-------- RECORDS SHOWN

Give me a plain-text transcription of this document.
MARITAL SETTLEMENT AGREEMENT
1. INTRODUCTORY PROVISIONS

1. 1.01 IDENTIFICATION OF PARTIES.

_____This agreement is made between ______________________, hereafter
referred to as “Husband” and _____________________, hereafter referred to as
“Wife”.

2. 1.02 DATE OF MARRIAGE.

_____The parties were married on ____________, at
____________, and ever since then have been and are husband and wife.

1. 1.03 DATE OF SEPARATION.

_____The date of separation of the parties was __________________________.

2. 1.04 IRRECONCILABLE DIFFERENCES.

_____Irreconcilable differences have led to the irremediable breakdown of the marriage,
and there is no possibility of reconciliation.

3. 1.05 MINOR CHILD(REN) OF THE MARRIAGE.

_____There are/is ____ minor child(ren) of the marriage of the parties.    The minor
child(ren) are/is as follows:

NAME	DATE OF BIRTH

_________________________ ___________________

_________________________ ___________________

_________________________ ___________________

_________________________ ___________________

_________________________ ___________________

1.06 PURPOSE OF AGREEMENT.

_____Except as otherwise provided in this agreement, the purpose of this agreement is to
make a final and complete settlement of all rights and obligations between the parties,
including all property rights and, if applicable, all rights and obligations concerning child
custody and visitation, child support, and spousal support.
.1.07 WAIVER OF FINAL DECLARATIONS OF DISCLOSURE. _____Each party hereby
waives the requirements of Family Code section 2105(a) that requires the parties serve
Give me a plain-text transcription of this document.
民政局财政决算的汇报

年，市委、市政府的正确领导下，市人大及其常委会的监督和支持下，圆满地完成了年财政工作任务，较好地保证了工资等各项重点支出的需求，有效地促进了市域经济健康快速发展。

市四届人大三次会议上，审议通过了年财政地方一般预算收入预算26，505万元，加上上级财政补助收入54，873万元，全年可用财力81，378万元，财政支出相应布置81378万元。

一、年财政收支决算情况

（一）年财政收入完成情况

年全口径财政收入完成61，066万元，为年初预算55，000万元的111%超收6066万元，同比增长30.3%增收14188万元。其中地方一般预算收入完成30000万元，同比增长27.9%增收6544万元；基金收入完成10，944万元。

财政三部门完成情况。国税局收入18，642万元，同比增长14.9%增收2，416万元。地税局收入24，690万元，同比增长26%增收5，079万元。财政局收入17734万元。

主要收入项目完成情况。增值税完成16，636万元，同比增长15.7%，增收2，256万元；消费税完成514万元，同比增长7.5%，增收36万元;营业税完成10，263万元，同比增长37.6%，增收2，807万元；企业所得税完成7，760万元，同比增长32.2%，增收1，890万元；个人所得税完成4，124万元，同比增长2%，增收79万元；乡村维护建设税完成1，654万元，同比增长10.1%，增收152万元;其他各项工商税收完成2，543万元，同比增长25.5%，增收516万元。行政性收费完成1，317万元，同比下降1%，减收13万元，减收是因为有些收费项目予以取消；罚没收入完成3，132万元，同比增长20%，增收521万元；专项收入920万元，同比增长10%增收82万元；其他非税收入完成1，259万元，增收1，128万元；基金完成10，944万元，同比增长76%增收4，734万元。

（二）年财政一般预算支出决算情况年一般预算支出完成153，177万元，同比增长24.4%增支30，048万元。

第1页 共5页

----------------

*WHAT YOU HAVE TO DO*. Every entry must be output again, exactly as written above.

*COMPLETED EXERCISE*.
Give me a plain-text transcription of this document.
MARITAL SETTLEMENT AGREEMENT
1. INTRODUCTORY PROVISIONS

1. 1.01 IDENTIFICATION OF PARTIES.

_____This agreement is made between ______________________, hereafter
referred to as “Husband” and _____________________, hereafter referred to as
“Wife”.

2. 1.02 DATE OF MARRIAGE.

_____The parties were married on ____________, at
____________, and ever since then have been and are husband and wife.

1. 1.03 DATE OF SEPARATION.

_____The date of separation of the parties was __________________________.

2. 1.04 IRRECONCILABLE DIFFERENCES.

_____Irreconcilable differences have led to the irremediable breakdown of the marriage,
and there is no possibility of reconciliation.

3. 1.05 MINOR CHILD(REN) OF THE MARRIAGE.

_____There are/is ____ minor child(ren) of the marriage of the parties.    The minor
child(ren) are/is as follows:

NAME	DATE OF BIRTH

_________________________ ___________________

_________________________ ___________________

_________________________ ___________________

_________________________ ___________________

_________________________ ___________________

1.06 PURPOSE OF AGREEMENT.

_____Except as otherwise provided in this agreement, the purpose of this agreement is to
make a final and complete settlement of all rights and obligations between the parties,
including all property rights and, if applicable, all rights and obligations concerning child
custody and visitation, child support, and spousal support.
.1.07 WAIVER OF FINAL DECLARATIONS OF DISCLOSURE. _____Each party hereby
waives the requirements of Family Code section 2105(a) that requires the parties serve
Give me a plain-text transcription of this document.
民政局财政决算的汇报

年，市委、市政府的正确领导下，市人大及其常委会的监督和支持下，圆满地完成了年财政工作任务，较好地保证了工资等各项重点支出的需求，有效地促进了市域经济健康快速发展。

市四届人大三次会议上，审议通过了年财政地方一般预算收入预算26，505万元，加上上级财政补助收入54，873万元，全年可用财力81，378万元，财政支出相应布置81378万元。

一、年财政收支决算情况

（一）年财政收入完成情况

年全口径财政收入完成61，066万元，为年初预算55，000万元的111%超收6066万元，同比增长30.3%增收14188万元。其中地方一般预算收入完成30000万元，同比增长27.9%增收6544万元；基金收入完成10，944万元。

财政三部门完成情况。国税局收入18，642万元，同比增长14.9%增收2，416万元。地税局收入24，690万元，同比增长26%增收5，079万元。财政局收入17734万元。

主要收入项目完成情况。增值税完成16，636万元，同比增长15.7%，增收2，256万元；消费税完成514万元，同比增长7.5%，增收36万元;营业税完成10，263万元，同比增长37.6%，增收2，807万元；企业所得税完成7，760万元，同比增长32.2%，增收1，890万元；个人所得税完成4，124万元，同比增长2%，增收79万元；乡村维护建设税完成1，654万元，同比增长10.1%，增收152万元;其他各项工商税收完成2，543万元，同比增长25.5%，增收516万元。行政性收费完成1，317万元，同比下降1%，减收13万元，减收是因为有些收费项目予以取消；罚没收入完成3，132万元，同比增长20%，增收521万元；专项收入920万元，同比增长10%增收82万元；其他非税收入完成1，259万元，增收1，128万元；基金完成10，944万元，同比增长76%增收4，734万元。

（二）年财政一般预算支出决算情况年一般预算支出完成153，177万元，同比增长24.4%增支30，048万元。

第1页 共5页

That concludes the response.